• [PROVIDED RECORDS]

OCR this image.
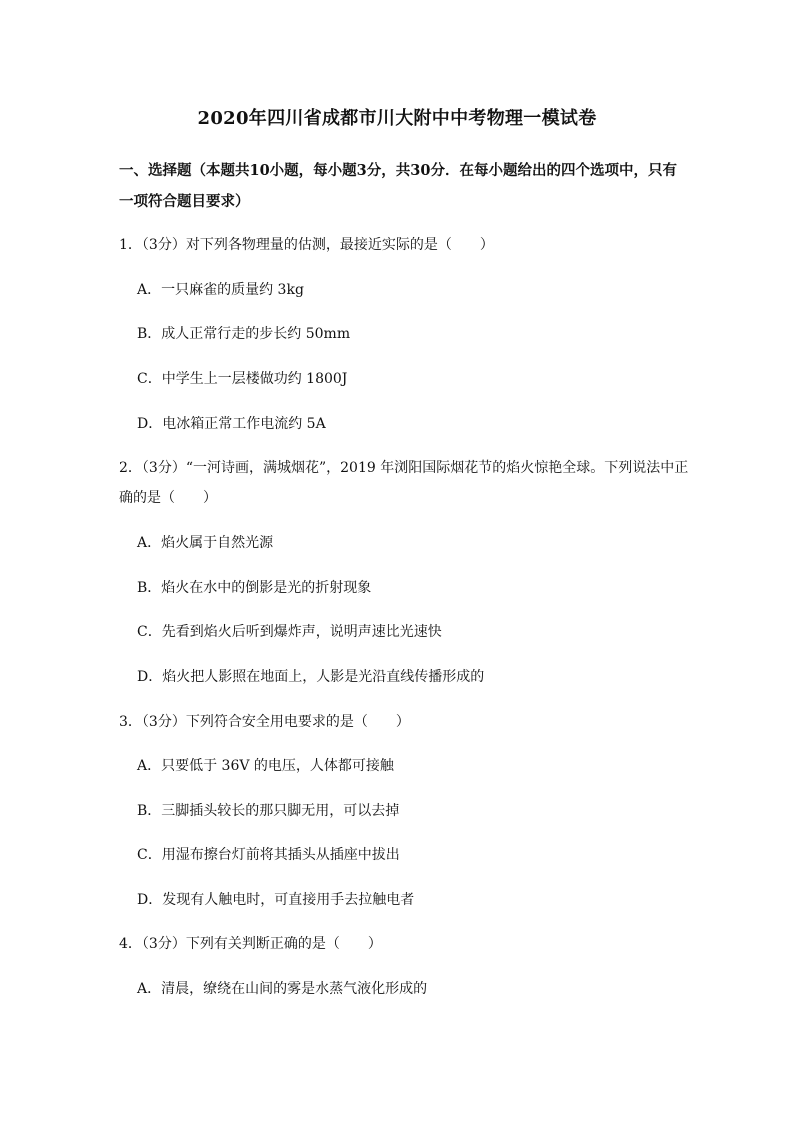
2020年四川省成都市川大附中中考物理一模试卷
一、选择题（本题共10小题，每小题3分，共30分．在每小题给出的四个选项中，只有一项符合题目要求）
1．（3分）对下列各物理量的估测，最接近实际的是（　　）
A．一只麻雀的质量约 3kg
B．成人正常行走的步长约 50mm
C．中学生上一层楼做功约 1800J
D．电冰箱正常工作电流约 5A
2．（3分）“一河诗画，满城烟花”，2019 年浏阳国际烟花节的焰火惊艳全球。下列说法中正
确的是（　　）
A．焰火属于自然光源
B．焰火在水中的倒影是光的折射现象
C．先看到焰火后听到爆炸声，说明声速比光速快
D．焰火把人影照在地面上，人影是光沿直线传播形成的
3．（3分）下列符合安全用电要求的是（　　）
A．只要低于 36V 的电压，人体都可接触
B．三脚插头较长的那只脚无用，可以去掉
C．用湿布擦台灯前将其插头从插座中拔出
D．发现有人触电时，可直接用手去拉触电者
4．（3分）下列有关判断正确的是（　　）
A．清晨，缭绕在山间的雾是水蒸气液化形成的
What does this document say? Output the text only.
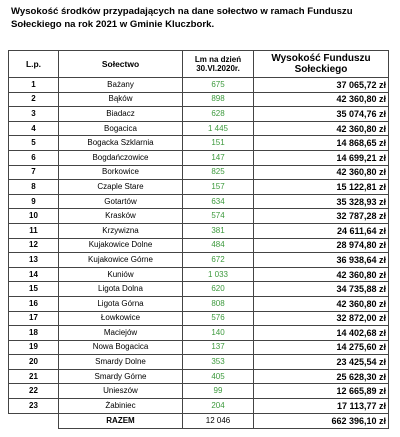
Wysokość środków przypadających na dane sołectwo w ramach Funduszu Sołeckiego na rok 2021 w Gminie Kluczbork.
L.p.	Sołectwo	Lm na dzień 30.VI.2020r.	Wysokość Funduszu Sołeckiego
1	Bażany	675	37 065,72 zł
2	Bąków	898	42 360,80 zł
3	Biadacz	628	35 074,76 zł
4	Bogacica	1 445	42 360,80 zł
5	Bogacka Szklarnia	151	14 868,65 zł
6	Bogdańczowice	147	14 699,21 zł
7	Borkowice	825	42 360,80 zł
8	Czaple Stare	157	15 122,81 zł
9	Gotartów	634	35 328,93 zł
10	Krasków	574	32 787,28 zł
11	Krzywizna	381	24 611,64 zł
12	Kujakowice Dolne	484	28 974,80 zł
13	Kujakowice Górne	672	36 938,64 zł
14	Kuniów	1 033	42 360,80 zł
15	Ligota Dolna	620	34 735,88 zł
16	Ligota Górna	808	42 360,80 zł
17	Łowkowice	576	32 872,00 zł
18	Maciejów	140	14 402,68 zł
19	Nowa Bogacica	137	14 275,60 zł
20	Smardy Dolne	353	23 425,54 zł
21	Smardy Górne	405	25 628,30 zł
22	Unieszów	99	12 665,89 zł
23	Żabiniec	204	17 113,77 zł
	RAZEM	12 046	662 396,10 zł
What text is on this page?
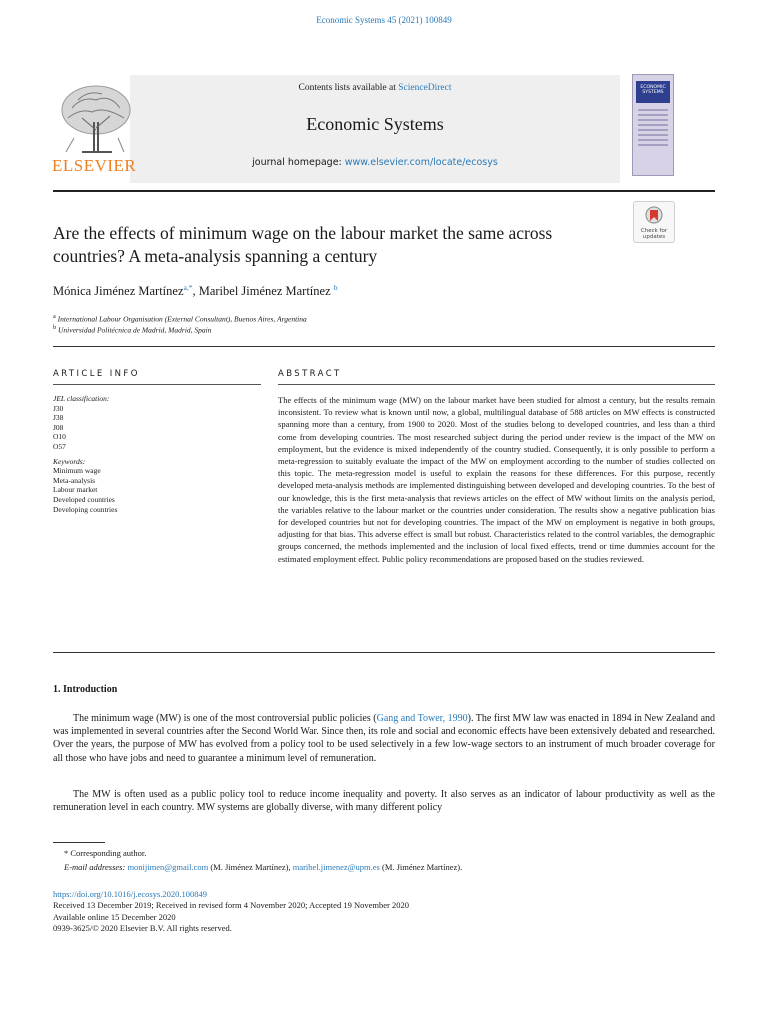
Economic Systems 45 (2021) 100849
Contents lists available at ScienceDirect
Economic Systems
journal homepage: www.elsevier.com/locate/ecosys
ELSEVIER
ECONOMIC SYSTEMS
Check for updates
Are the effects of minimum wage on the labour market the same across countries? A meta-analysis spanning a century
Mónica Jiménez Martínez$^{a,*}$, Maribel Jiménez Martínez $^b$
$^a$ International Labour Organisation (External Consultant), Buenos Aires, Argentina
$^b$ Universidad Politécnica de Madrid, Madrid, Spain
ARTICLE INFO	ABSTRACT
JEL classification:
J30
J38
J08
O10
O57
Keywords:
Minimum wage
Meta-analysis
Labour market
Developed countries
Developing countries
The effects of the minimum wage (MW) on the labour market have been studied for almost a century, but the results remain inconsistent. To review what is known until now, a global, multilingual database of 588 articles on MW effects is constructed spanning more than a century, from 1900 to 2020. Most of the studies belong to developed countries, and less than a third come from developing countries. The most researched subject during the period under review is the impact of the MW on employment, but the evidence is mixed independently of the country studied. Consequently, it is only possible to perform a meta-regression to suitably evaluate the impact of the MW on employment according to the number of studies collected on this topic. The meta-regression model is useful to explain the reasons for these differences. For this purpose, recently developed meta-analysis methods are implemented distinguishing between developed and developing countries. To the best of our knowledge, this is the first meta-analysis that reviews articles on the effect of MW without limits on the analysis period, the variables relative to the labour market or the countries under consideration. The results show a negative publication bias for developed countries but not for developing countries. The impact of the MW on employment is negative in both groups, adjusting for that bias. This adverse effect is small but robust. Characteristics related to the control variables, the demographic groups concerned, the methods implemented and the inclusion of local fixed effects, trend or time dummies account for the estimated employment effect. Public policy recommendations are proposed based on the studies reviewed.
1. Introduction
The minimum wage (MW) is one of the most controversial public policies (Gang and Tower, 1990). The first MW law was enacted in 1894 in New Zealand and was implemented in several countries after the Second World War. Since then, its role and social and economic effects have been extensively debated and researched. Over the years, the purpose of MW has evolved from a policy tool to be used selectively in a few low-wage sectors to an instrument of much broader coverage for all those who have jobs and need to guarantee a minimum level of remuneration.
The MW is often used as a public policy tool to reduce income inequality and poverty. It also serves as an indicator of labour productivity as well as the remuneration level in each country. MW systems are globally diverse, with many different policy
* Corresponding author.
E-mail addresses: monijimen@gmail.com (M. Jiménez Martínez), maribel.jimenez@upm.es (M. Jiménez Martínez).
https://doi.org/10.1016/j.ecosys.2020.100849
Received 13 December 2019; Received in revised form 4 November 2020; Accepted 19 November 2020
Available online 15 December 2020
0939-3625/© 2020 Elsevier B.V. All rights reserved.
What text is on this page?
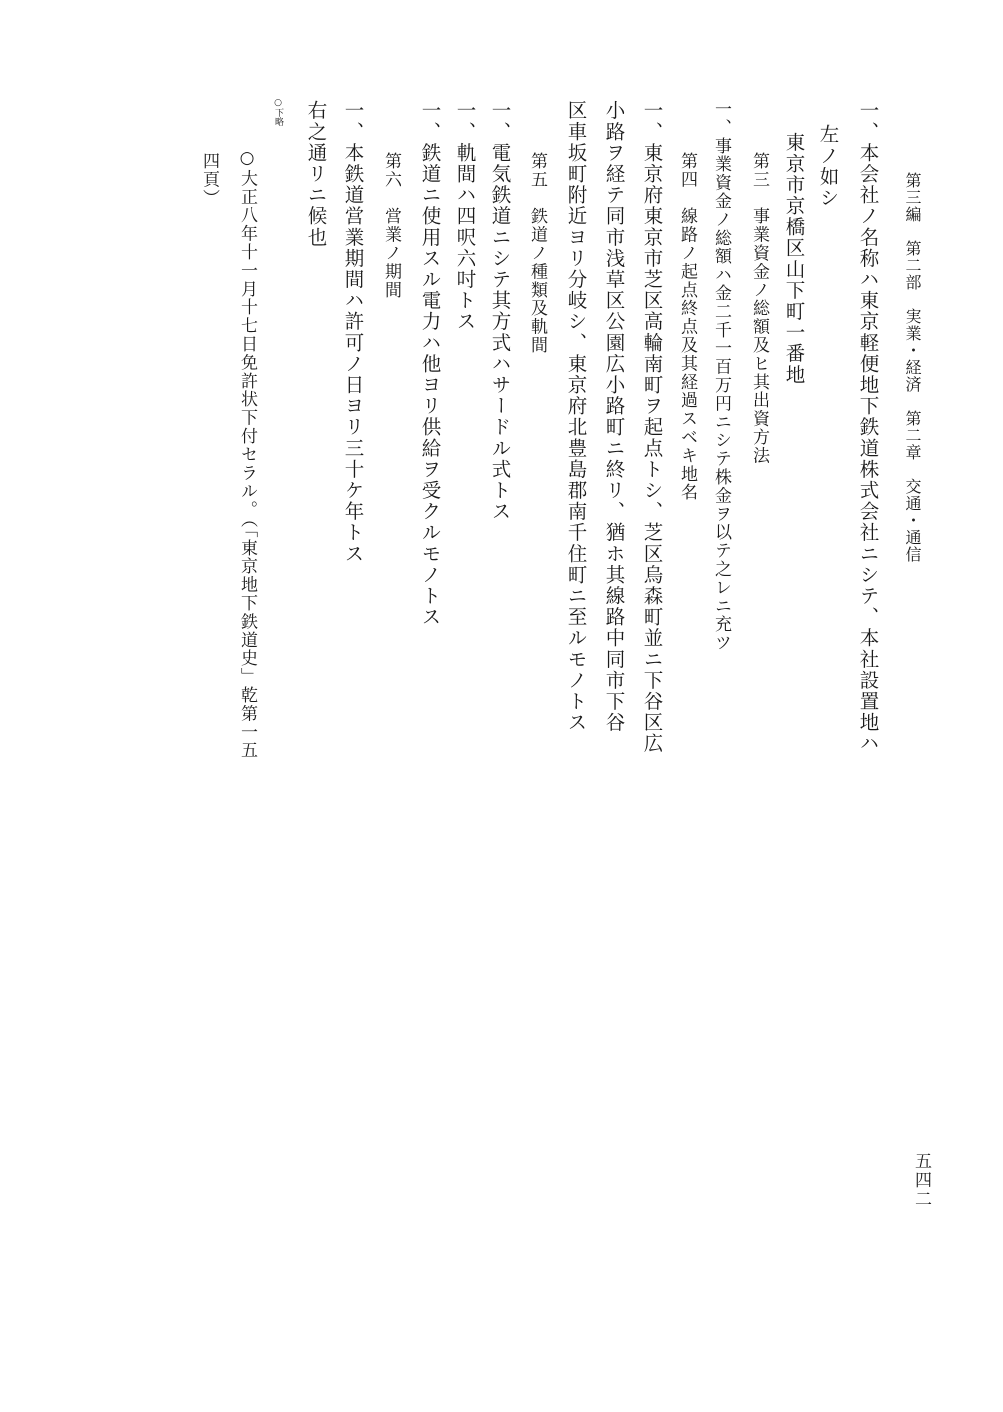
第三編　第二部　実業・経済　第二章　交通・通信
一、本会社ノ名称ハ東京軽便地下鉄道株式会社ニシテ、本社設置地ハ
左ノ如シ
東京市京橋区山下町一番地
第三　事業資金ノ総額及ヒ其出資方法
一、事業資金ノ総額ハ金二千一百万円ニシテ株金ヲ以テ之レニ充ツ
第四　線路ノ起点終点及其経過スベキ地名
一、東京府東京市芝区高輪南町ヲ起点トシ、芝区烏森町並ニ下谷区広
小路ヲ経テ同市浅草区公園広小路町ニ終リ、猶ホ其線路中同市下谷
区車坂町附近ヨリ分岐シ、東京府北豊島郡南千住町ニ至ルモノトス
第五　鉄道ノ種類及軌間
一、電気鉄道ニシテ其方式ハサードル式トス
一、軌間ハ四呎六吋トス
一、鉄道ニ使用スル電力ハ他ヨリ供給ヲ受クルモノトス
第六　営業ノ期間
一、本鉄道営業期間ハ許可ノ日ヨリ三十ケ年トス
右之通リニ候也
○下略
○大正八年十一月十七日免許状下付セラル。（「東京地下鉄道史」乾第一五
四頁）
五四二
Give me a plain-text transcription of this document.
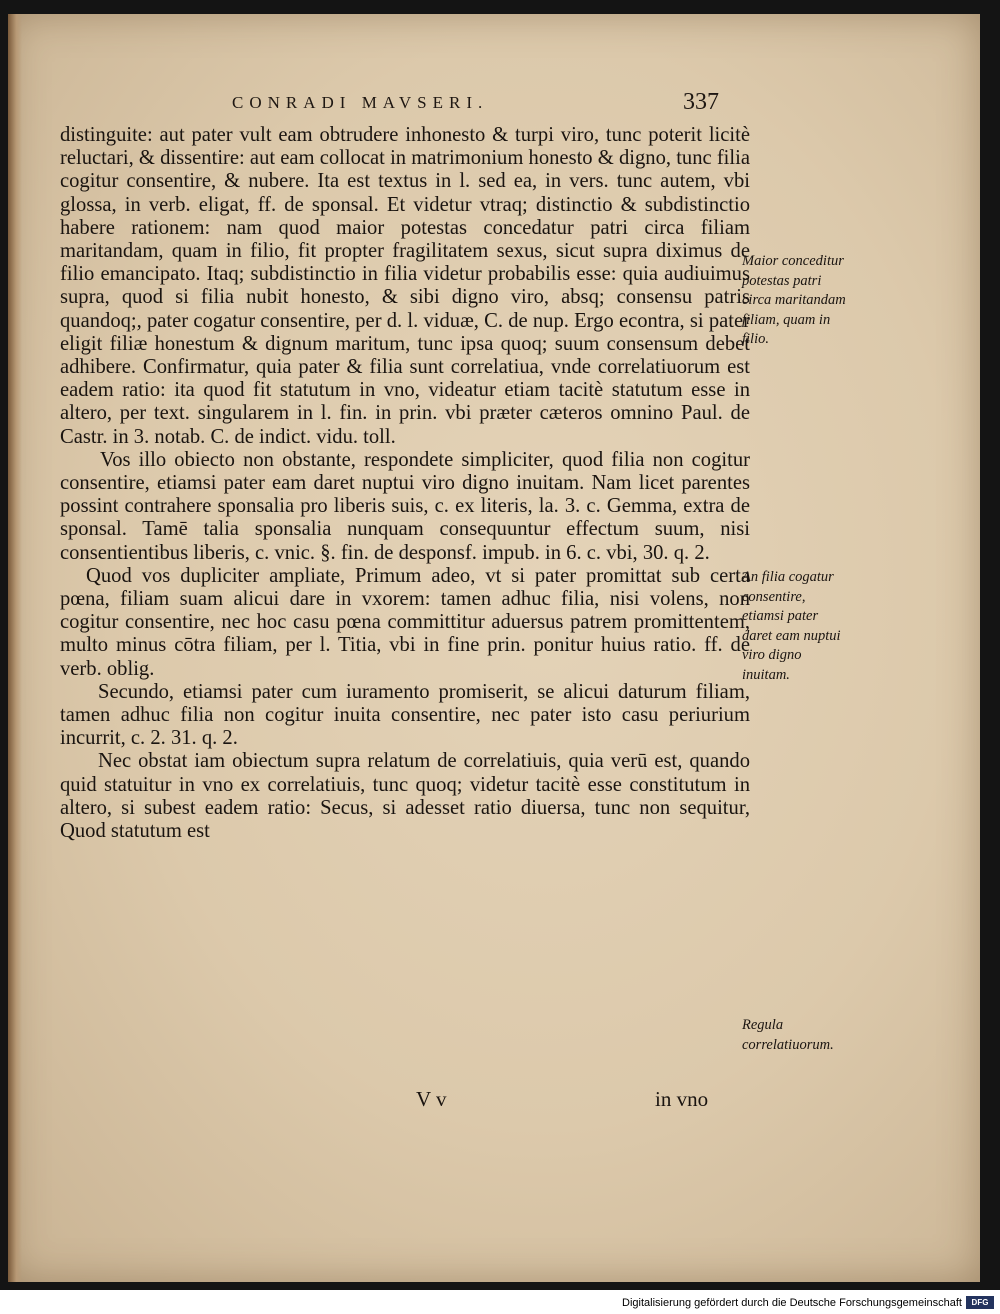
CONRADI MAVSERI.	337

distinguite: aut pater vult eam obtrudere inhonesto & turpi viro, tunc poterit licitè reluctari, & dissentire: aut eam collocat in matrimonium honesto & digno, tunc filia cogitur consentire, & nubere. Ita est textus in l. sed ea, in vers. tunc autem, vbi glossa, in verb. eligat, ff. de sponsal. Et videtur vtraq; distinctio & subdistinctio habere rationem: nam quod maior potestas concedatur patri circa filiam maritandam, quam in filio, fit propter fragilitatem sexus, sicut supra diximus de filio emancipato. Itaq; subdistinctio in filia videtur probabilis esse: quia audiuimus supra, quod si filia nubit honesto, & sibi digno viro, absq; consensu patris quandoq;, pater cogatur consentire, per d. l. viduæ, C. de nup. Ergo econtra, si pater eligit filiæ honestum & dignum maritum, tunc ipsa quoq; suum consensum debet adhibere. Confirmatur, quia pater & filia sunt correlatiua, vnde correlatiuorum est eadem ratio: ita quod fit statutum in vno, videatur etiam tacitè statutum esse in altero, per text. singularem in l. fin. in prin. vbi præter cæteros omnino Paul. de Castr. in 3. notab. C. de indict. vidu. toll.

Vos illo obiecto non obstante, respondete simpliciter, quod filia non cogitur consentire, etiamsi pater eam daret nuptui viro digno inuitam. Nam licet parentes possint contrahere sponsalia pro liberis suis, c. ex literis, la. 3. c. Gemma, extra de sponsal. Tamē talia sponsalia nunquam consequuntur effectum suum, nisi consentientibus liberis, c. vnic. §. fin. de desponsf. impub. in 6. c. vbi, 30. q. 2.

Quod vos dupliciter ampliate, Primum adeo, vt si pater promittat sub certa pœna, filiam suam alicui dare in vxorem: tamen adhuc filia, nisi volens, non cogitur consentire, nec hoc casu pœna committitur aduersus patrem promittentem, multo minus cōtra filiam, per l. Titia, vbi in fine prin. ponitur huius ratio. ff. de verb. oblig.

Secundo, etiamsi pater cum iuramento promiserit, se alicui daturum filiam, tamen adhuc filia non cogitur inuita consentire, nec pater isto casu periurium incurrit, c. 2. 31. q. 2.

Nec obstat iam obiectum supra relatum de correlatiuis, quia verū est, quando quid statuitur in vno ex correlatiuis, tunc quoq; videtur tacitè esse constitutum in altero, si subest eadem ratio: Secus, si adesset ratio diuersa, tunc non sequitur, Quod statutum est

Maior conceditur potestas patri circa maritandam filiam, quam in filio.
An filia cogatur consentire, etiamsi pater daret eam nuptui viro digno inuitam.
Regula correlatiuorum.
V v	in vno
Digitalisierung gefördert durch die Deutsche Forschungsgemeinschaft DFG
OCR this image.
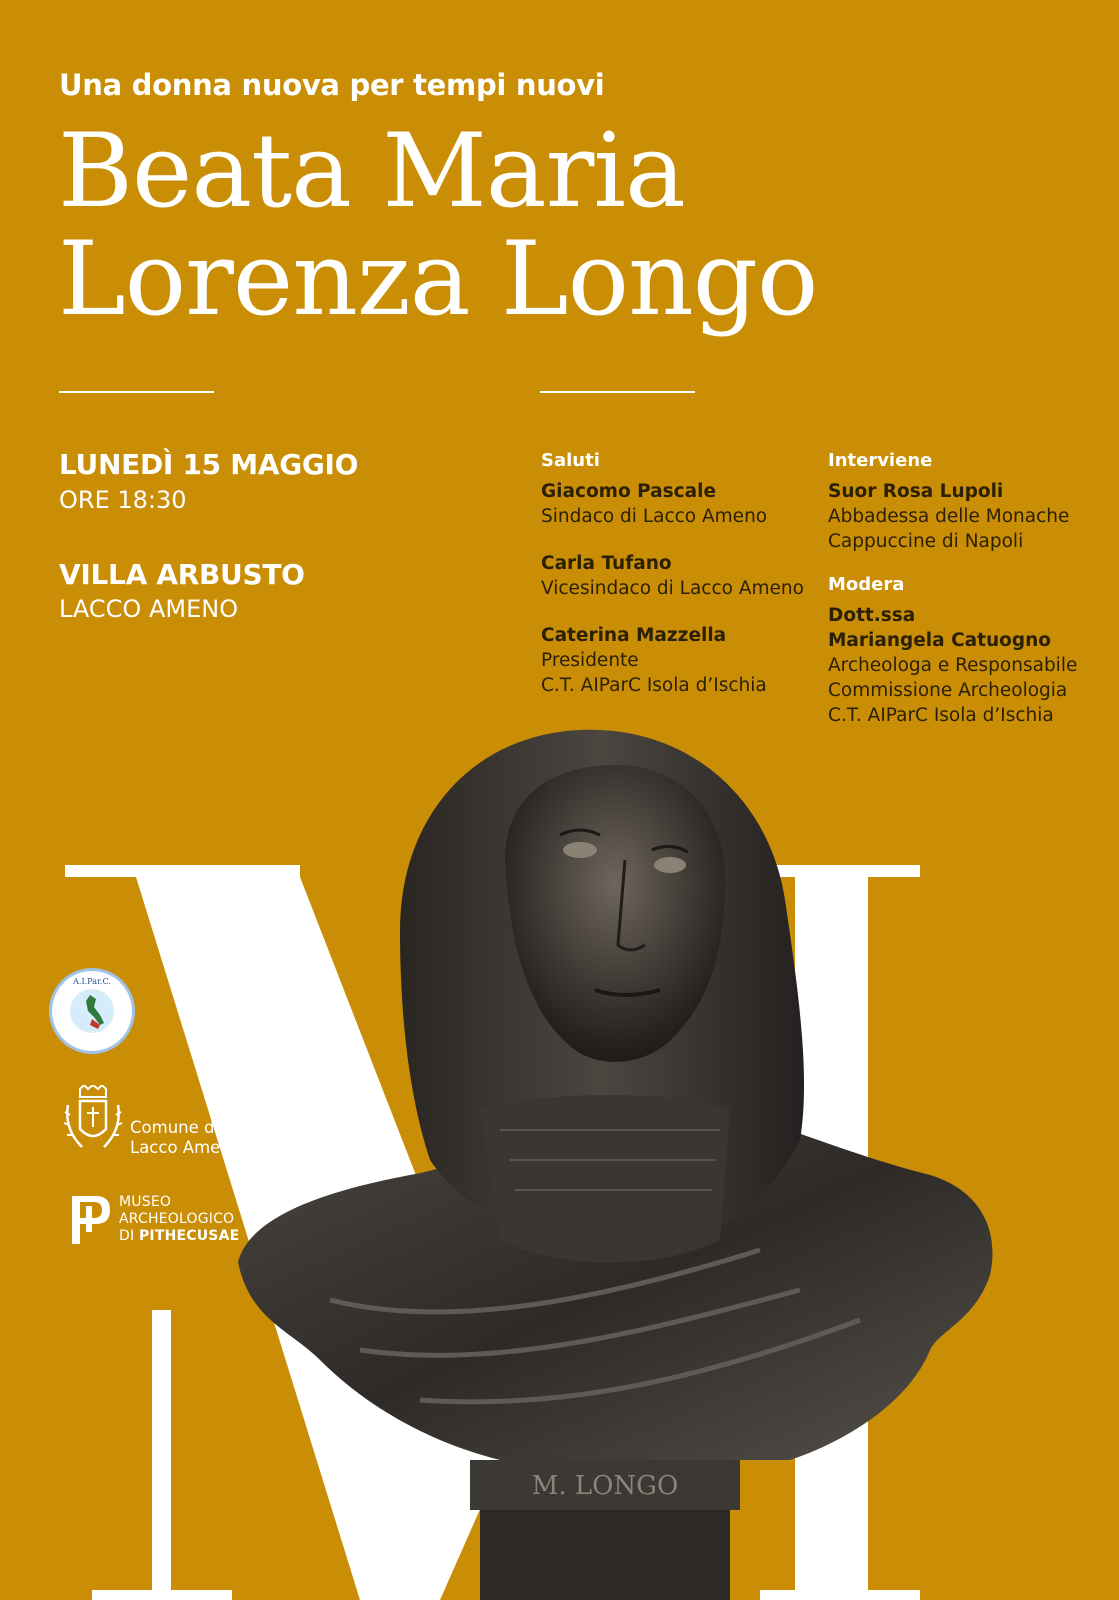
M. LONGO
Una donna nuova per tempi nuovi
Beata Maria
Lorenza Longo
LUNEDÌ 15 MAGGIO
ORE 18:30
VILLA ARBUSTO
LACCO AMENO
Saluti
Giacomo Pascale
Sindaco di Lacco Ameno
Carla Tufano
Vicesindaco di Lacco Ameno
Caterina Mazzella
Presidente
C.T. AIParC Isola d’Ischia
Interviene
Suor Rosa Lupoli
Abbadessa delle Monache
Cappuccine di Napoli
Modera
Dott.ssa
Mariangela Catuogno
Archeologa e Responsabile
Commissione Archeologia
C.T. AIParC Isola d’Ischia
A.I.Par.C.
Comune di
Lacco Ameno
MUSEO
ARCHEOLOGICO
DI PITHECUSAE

• [WHAT IS REQUIRED] Where a line of the data holds "correlatiuorum", show that line.

• [REPLY]
distinguite: aut pater vult eam obtrudere inhonesto & turpi viro, tunc poterit licitè reluctari, & dissentire: aut eam collocat in matrimonium honesto & digno, tunc filia cogitur consentire, & nubere. Ita est textus in l. sed ea, in vers. tunc autem, vbi glossa, in verb. eligat, ff. de sponsal. Et videtur vtraq; distinctio & subdistinctio habere rationem: nam quod maior potestas concedatur patri circa filiam maritandam, quam in filio, fit propter fragilitatem sexus, sicut supra diximus de filio emancipato. Itaq; subdistinctio in filia videtur probabilis esse: quia audiuimus supra, quod si filia nubit honesto, & sibi digno viro, absq; consensu patris quandoq;, pater cogatur consentire, per d. l. viduæ, C. de nup. Ergo econtra, si pater eligit filiæ honestum & dignum maritum, tunc ipsa quoq; suum consensum debet adhibere. Confirmatur, quia pater & filia sunt correlatiua, vnde correlatiuorum est eadem ratio: ita quod fit statutum in vno, videatur etiam tacitè statutum esse in altero, per text. singularem in l. fin. in prin. vbi præter cæteros omnino Paul. de Castr. in 3. notab. C. de indict. vidu. toll.
Regula correlatiuorum.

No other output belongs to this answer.